* Required task: Count every line of the listing where the string "name" occurs, and reply with the count alone.

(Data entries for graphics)
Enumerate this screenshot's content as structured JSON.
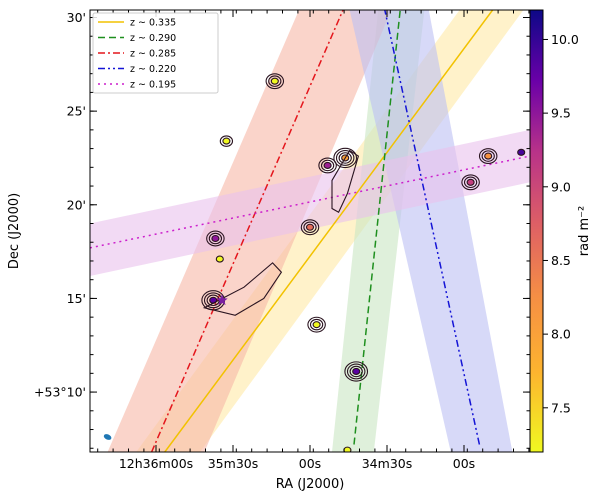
{
  "chart_data": {
    "type": "scatter",
    "xlabel": "RA (J2000)",
    "ylabel": "Dec (J2000)",
    "x_tick_labels": [
      "12h36m00s",
      "35m30s",
      "00s",
      "34m30s",
      "00s"
    ],
    "y_tick_labels": [
      "30'",
      "25'",
      "20'",
      "15'",
      "+53°10'"
    ],
    "y_tick_values": [
      30,
      25,
      20,
      15,
      10
    ],
    "ylim": [
      6.8,
      30.4
    ],
    "colorbar": {
      "label": "rad m⁻²",
      "min": 7.2,
      "max": 10.2,
      "ticks": [
        "7.5",
        "8.0",
        "8.5",
        "9.0",
        "9.5",
        "10.0"
      ],
      "tick_values": [
        7.5,
        8.0,
        8.5,
        9.0,
        9.5,
        10.0
      ],
      "colormap": "plasma_r"
    },
    "legend": {
      "position": "top-left"
    },
    "series": [
      {
        "name": "z ~ 0.335",
        "color": "#f2c200",
        "band_color": "#ffe9a6",
        "style": "solid",
        "line": [
          [
            -0.66,
            6.8
          ],
          [
            0.83,
            30.4
          ]
        ],
        "band": [
          [
            -0.79,
            -0.5
          ],
          [
            0.68,
            0.97
          ]
        ]
      },
      {
        "name": "z ~ 0.290",
        "color": "#1e8f1e",
        "band_color": "#c9e6c3",
        "style": "dashed",
        "line": [
          [
            0.2,
            7.2
          ],
          [
            0.41,
            30.4
          ]
        ],
        "band": [
          [
            0.1,
            0.29
          ],
          [
            0.31,
            0.52
          ]
        ]
      },
      {
        "name": "z ~ 0.285",
        "color": "#e4161c",
        "band_color": "#f6b7a6",
        "style": "dashdot",
        "line": [
          [
            -0.72,
            6.8
          ],
          [
            0.15,
            30.4
          ]
        ],
        "band": [
          [
            -0.92,
            -0.48
          ],
          [
            -0.05,
            0.37
          ]
        ]
      },
      {
        "name": "z ~ 0.220",
        "color": "#1414d6",
        "band_color": "#bcc0f3",
        "style": "dashdotdot",
        "line": [
          [
            0.77,
            7.2
          ],
          [
            0.34,
            30.4
          ]
        ],
        "band": [
          [
            0.64,
            0.92
          ],
          [
            0.18,
            0.54
          ]
        ]
      },
      {
        "name": "z ~ 0.195",
        "color": "#cc1fcc",
        "band_color": "#e9c1ec",
        "style": "dotted",
        "line": [
          [
            -1,
            17.7
          ],
          [
            1,
            22.6
          ]
        ],
        "band": [
          [
            16.2,
            19.0
          ],
          [
            21.2,
            24.0
          ]
        ]
      }
    ],
    "sources": [
      {
        "x": 0.81,
        "y": 22.6,
        "rm": 8.2,
        "size": 3
      },
      {
        "x": 0.73,
        "y": 21.2,
        "rm": 9.1,
        "size": 3
      },
      {
        "x": -0.16,
        "y": 26.6,
        "rm": 7.2,
        "size": 3
      },
      {
        "x": -0.38,
        "y": 23.4,
        "rm": 7.2,
        "size": 2
      },
      {
        "x": 0.08,
        "y": 22.1,
        "rm": 9.4,
        "size": 3
      },
      {
        "x": 0.16,
        "y": 22.5,
        "rm": 8.0,
        "size": 4
      },
      {
        "x": 0.0,
        "y": 18.8,
        "rm": 8.6,
        "size": 3
      },
      {
        "x": -0.43,
        "y": 18.2,
        "rm": 9.5,
        "size": 3
      },
      {
        "x": -0.44,
        "y": 14.9,
        "rm": 9.8,
        "size": 4
      },
      {
        "x": -0.41,
        "y": 17.1,
        "rm": 7.2,
        "size": 1
      },
      {
        "x": 0.03,
        "y": 13.6,
        "rm": 7.2,
        "size": 3
      },
      {
        "x": 0.21,
        "y": 11.1,
        "rm": 9.8,
        "size": 4
      },
      {
        "x": 0.17,
        "y": 6.9,
        "rm": 7.2,
        "size": 1
      },
      {
        "x": 0.96,
        "y": 22.8,
        "rm": 9.9,
        "size": 1
      }
    ],
    "marker": {
      "x": -0.4,
      "y": 14.9,
      "symbol": "star",
      "color": "#7b1fa2"
    }
  }
}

* Response: 5